§ **The problem**:
Copy out each line in the material below that has the word "this".

Extracted records:
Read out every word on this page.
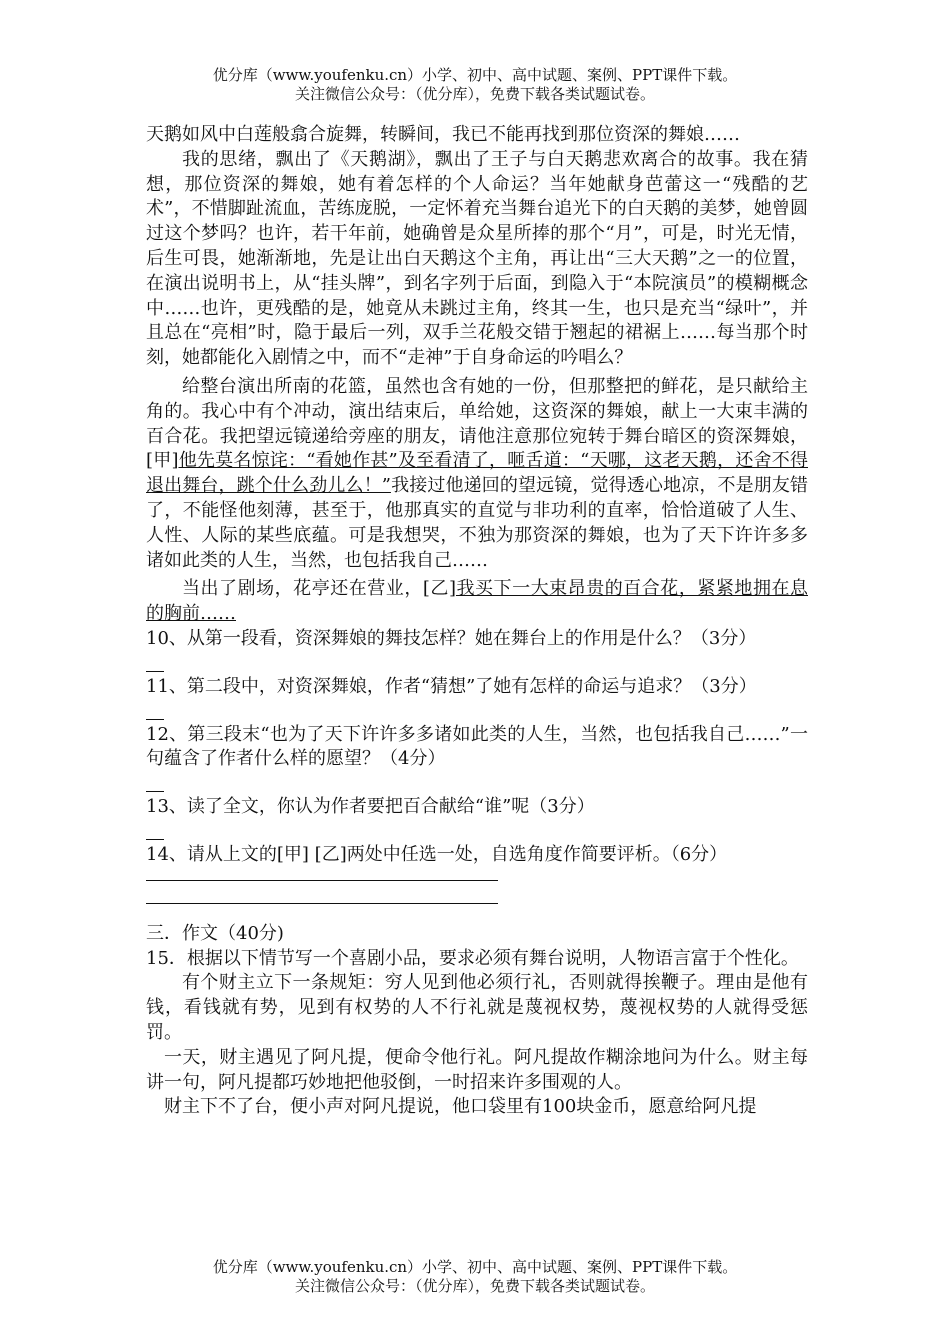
优分库（www.youfenku.cn）小学、初中、高中试题、案例、PPT课件下载。
关注微信公众号：（优分库），免费下载各类试题试卷。

天鹅如风中白莲般翕合旋舞，转瞬间，我已不能再找到那位资深的舞娘……

我的思绪，飘出了《天鹅湖》，飘出了王子与白天鹅悲欢离合的故事。我在猜想，那位资深的舞娘，她有着怎样的个人命运？当年她献身芭蕾这一“残酷的艺术”，不惜脚趾流血，苦练庞脱，一定怀着充当舞台追光下的白天鹅的美梦，她曾圆过这个梦吗？也许，若干年前，她确曾是众星所捧的那个“月”，可是，时光无情，后生可畏，她渐渐地，先是让出白天鹅这个主角，再让出“三大天鹅”之一的位置，在演出说明书上，从“挂头牌”，到名字列于后面，到隐入于“本院演员”的模糊概念中……也许，更残酷的是，她竟从未跳过主角，终其一生，也只是充当“绿叶”，并且总在“亮相”时，隐于最后一列，双手兰花般交错于翘起的裙裾上……每当那个时刻，她都能化入剧情之中，而不“走神”于自身命运的吟唱么？

给整台演出所南的花篮，虽然也含有她的一份，但那整把的鲜花，是只献给主角的。我心中有个冲动，演出结束后，单给她，这资深的舞娘，献上一大束丰满的百合花。我把望远镜递给旁座的朋友，请他注意那位宛转于舞台暗区的资深舞娘，[甲]他先莫名惊诧：“看她作甚”及至看清了，咂舌道：“天哪，这老天鹅，还舍不得退出舞台，跳个什么劲儿么！”我接过他递回的望远镜，觉得透心地凉，不是朋友错了，不能怪他刻薄，甚至于，他那真实的直觉与非功利的直率，恰恰道破了人生、人性、人际的某些底蕴。可是我想哭，不独为那资深的舞娘，也为了天下许许多多诸如此类的人生，当然，也包括我自己……

当出了剧场，花亭还在营业，[乙]我买下一大束昂贵的百合花，紧紧地拥在息的胸前……

10、从第一段看，资深舞娘的舞技怎样？她在舞台上的作用是什么？（3分）

11、第二段中，对资深舞娘，作者“猜想”了她有怎样的命运与追求？（3分）

12、第三段末“也为了天下许许多多诸如此类的人生，当然，也包括我自己……”一句蕴含了作者什么样的愿望？（4分）

13、读了全文，你认为作者要把百合献给“谁”呢（3分）

14、请从上文的[甲] [乙]两处中任选一处，自选角度作简要评析。（6分）

三．作文（40分)

15．根据以下情节写一个喜剧小品，要求必须有舞台说明，人物语言富于个性化。

有个财主立下一条规矩：穷人见到他必须行礼，否则就得挨鞭子。理由是他有钱，看钱就有势，见到有权势的人不行礼就是蔑视权势，蔑视权势的人就得受惩罚。

一天，财主遇见了阿凡提，便命令他行礼。阿凡提故作糊涂地问为什么。财主每讲一句，阿凡提都巧妙地把他驳倒，一时招来许多围观的人。

财主下不了台，便小声对阿凡提说，他口袋里有100块金币，愿意给阿凡提

优分库（www.youfenku.cn）小学、初中、高中试题、案例、PPT课件下载。
关注微信公众号：（优分库），免费下载各类试题试卷。
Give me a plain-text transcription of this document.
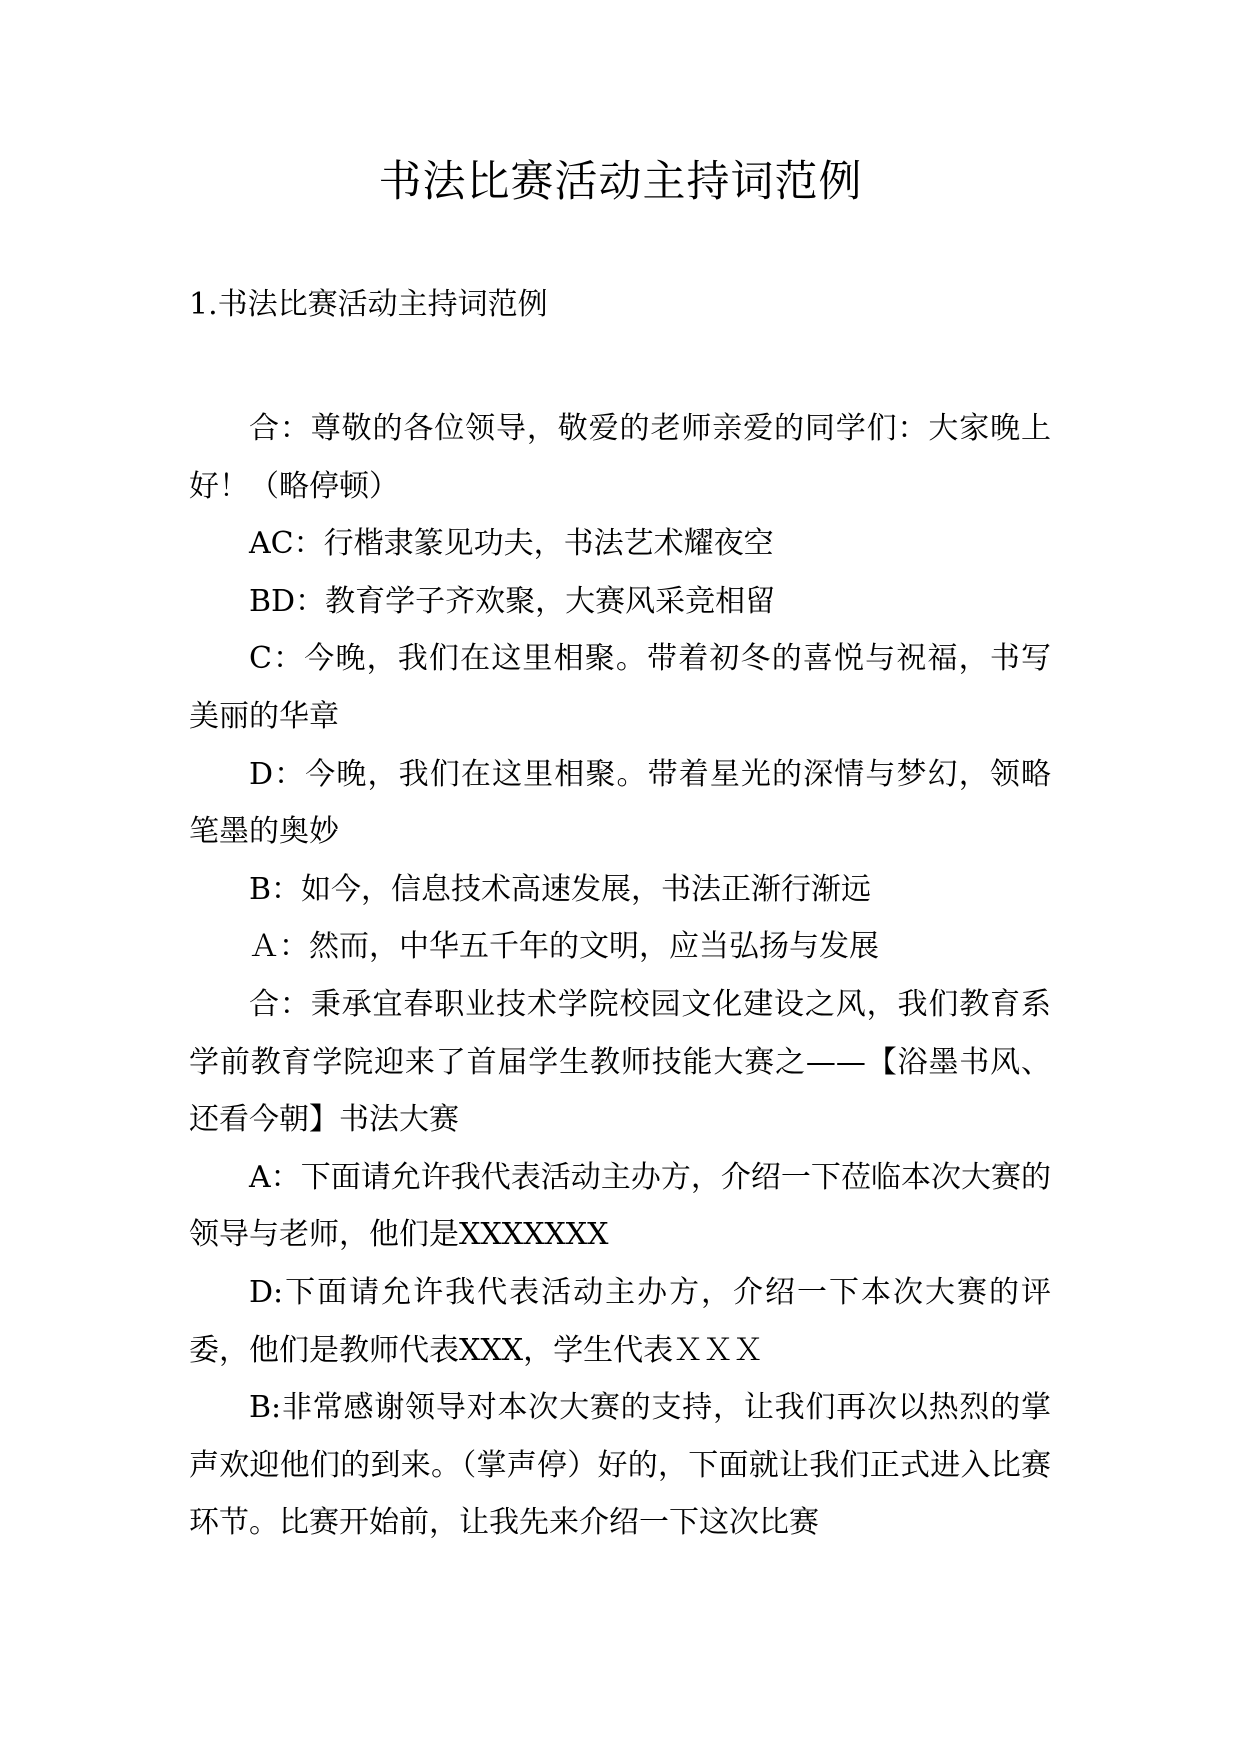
书法比赛活动主持词范例
1.书法比赛活动主持词范例

合：尊敬的各位领导，敬爱的老师亲爱的同学们：大家晚上好！（略停顿）

AC：行楷隶篆见功夫，书法艺术耀夜空

BD：教育学子齐欢聚，大赛风采竞相留

C：今晚，我们在这里相聚。带着初冬的喜悦与祝福，书写美丽的华章

D：今晚，我们在这里相聚。带着星光的深情与梦幻，领略笔墨的奥妙

B：如今，信息技术高速发展，书法正渐行渐远

Ａ：然而，中华五千年的文明，应当弘扬与发展

合：秉承宜春职业技术学院校园文化建设之风，我们教育系学前教育学院迎来了首届学生教师技能大赛之——【浴墨书风、还看今朝】书法大赛

A：下面请允许我代表活动主办方，介绍一下莅临本次大赛的领导与老师，他们是XXXXXXX

D:下面请允许我代表活动主办方，介绍一下本次大赛的评委，他们是教师代表XXX，学生代表ＸＸＸ

B:非常感谢领导对本次大赛的支持，让我们再次以热烈的掌声欢迎他们的到来。（掌声停）好的，下面就让我们正式进入比赛环节。比赛开始前，让我先来介绍一下这次比赛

§ **Completed task**:
Read out every word on this page.
Give me a plain-text transcription of this document.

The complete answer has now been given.